Without the pictures, print each of the records below exactly as it appears.

-- The records --
▼

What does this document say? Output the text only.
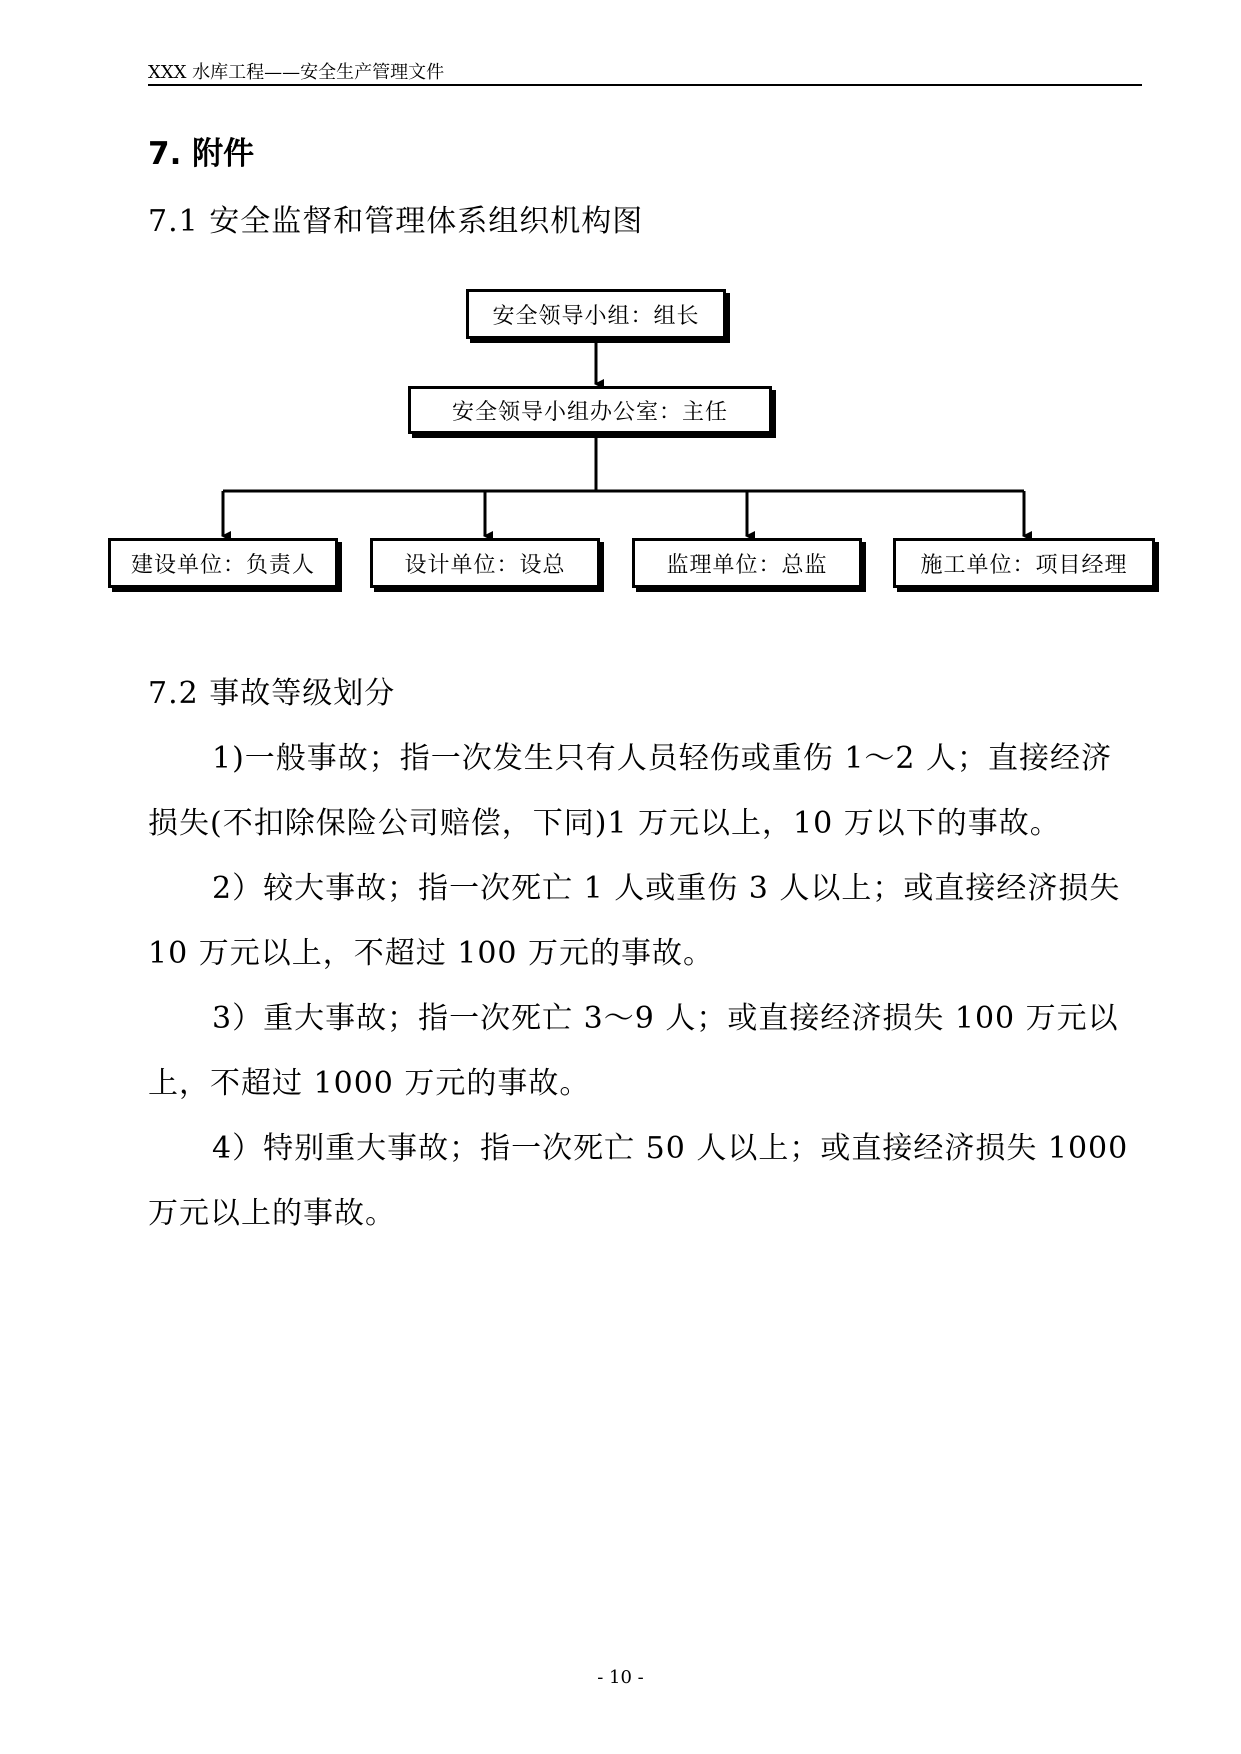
XXX 水库工程——安全生产管理文件
7. 附件
7.1 安全监督和管理体系组织机构图
安全领导小组：组长
安全领导小组办公室：主任
建设单位：负责人	设计单位：设总	监理单位：总监	施工单位：项目经理
7.2 事故等级划分
1)一般事故；指一次发生只有人员轻伤或重伤 1～2 人；直接经济损失(不扣除保险公司赔偿，下同)1 万元以上，10 万以下的事故。
2）较大事故；指一次死亡 1 人或重伤 3 人以上；或直接经济损失 10 万元以上，不超过 100 万元的事故。
3）重大事故；指一次死亡 3～9 人；或直接经济损失 100 万元以上，不超过 1000 万元的事故。
4）特别重大事故；指一次死亡 50 人以上；或直接经济损失 1000 万元以上的事故。
- 10 -
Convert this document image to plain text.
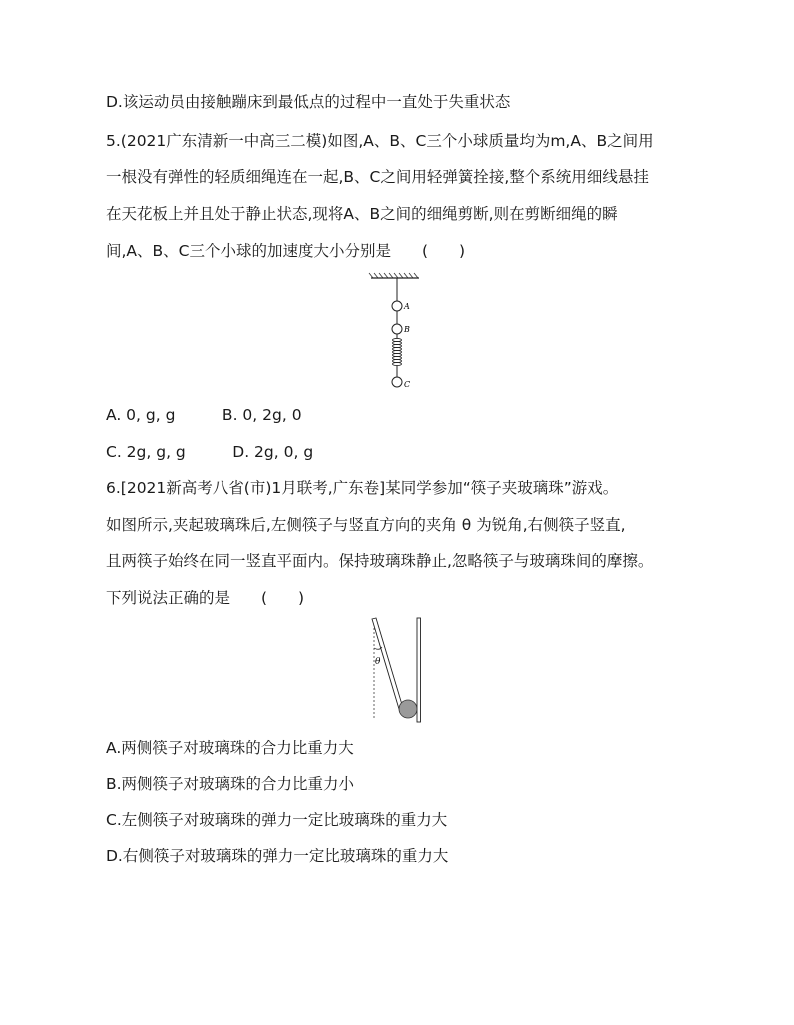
D.该运动员由接触蹦床到最低点的过程中一直处于失重状态
5.(2021广东清新一中高三二模)如图,A、B、C三个小球质量均为m,A、B之间用
一根没有弹性的轻质细绳连在一起,B、C之间用轻弹簧拴接,整个系统用细线悬挂
在天花板上并且处于静止状态,现将A、B之间的细绳剪断,则在剪断细绳的瞬
间,A、B、C三个小球的加速度大小分别是　　(　　)
A
B
C
A. 0, g, g　　　B. 0, 2g, 0
C. 2g, g, g　　　D. 2g, 0, g
6.[2021新高考八省(市)1月联考,广东卷]某同学参加“筷子夹玻璃珠”游戏。
如图所示,夹起玻璃珠后,左侧筷子与竖直方向的夹角 θ 为锐角,右侧筷子竖直,
且两筷子始终在同一竖直平面内。保持玻璃珠静止,忽略筷子与玻璃珠间的摩擦。
下列说法正确的是　　(　　)
θ
A.两侧筷子对玻璃珠的合力比重力大
B.两侧筷子对玻璃珠的合力比重力小
C.左侧筷子对玻璃珠的弹力一定比玻璃珠的重力大
D.右侧筷子对玻璃珠的弹力一定比玻璃珠的重力大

▲

-- Full solution --
What does this document say? Output the text only.
XXX 水库工程——安全生产管理文件
7. 附件
7.1 安全监督和管理体系组织机构图
安全领导小组：组长
安全领导小组办公室：主任
建设单位：负责人	设计单位：设总	监理单位：总监	施工单位：项目经理
7.2 事故等级划分
1)一般事故；指一次发生只有人员轻伤或重伤 1～2 人；直接经济损失(不扣除保险公司赔偿，下同)1 万元以上，10 万以下的事故。
2）较大事故；指一次死亡 1 人或重伤 3 人以上；或直接经济损失 10 万元以上，不超过 100 万元的事故。
3）重大事故；指一次死亡 3～9 人；或直接经济损失 100 万元以上，不超过 1000 万元的事故。
4）特别重大事故；指一次死亡 50 人以上；或直接经济损失 1000 万元以上的事故。
- 10 -
Convert this document image to plain text.
D.该运动员由接触蹦床到最低点的过程中一直处于失重状态
5.(2021广东清新一中高三二模)如图,A、B、C三个小球质量均为m,A、B之间用
一根没有弹性的轻质细绳连在一起,B、C之间用轻弹簧拴接,整个系统用细线悬挂
在天花板上并且处于静止状态,现将A、B之间的细绳剪断,则在剪断细绳的瞬
间,A、B、C三个小球的加速度大小分别是　　(　　)
A
B
C
A. 0, g, g　　　B. 0, 2g, 0
C. 2g, g, g　　　D. 2g, 0, g
6.[2021新高考八省(市)1月联考,广东卷]某同学参加“筷子夹玻璃珠”游戏。
如图所示,夹起玻璃珠后,左侧筷子与竖直方向的夹角 θ 为锐角,右侧筷子竖直,
且两筷子始终在同一竖直平面内。保持玻璃珠静止,忽略筷子与玻璃珠间的摩擦。
下列说法正确的是　　(　　)
θ
A.两侧筷子对玻璃珠的合力比重力大
B.两侧筷子对玻璃珠的合力比重力小
C.左侧筷子对玻璃珠的弹力一定比玻璃珠的重力大
D.右侧筷子对玻璃珠的弹力一定比玻璃珠的重力大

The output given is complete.